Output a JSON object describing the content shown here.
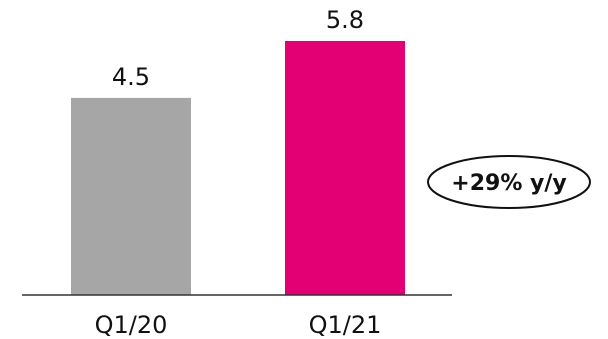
{
  "chart_data": {
    "type": "bar",
    "categories": [
      "Q1/20",
      "Q1/21"
    ],
    "values": [
      4.5,
      5.8
    ],
    "value_labels": [
      "4.5",
      "5.8"
    ],
    "colors": [
      "#a6a6a6",
      "#e20074"
    ],
    "ylim": [
      0,
      6.4
    ],
    "grid": false,
    "title": "",
    "xlabel": "",
    "ylabel": "",
    "annotation": {
      "text": "+29% y/y",
      "placement": "right"
    }
  }
}
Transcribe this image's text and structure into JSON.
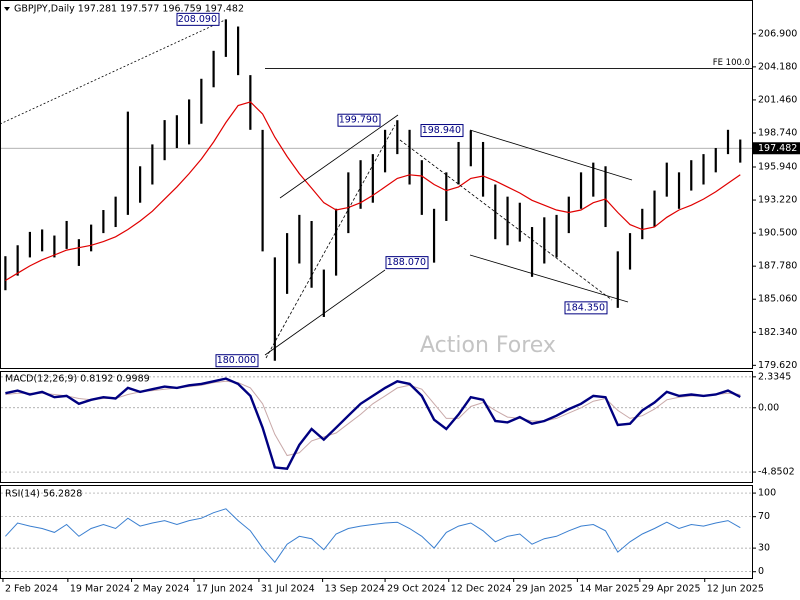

_Stated goal_:
Output an exact copy of the material, with the pictures removed.

_Exercise solution_:
Output a JSON object describing the content shown here.
{
  "chart_data": {
    "type": "bar",
    "categories": [
      "Q1/20",
      "Q1/21"
    ],
    "values": [
      4.5,
      5.8
    ],
    "value_labels": [
      "4.5",
      "5.8"
    ],
    "colors": [
      "#a6a6a6",
      "#e20074"
    ],
    "ylim": [
      0,
      6.4
    ],
    "grid": false,
    "title": "",
    "xlabel": "",
    "ylabel": "",
    "annotation": {
      "text": "+29% y/y",
      "placement": "right"
    }
  }
}
Transcribe this image's text and structure into JSON.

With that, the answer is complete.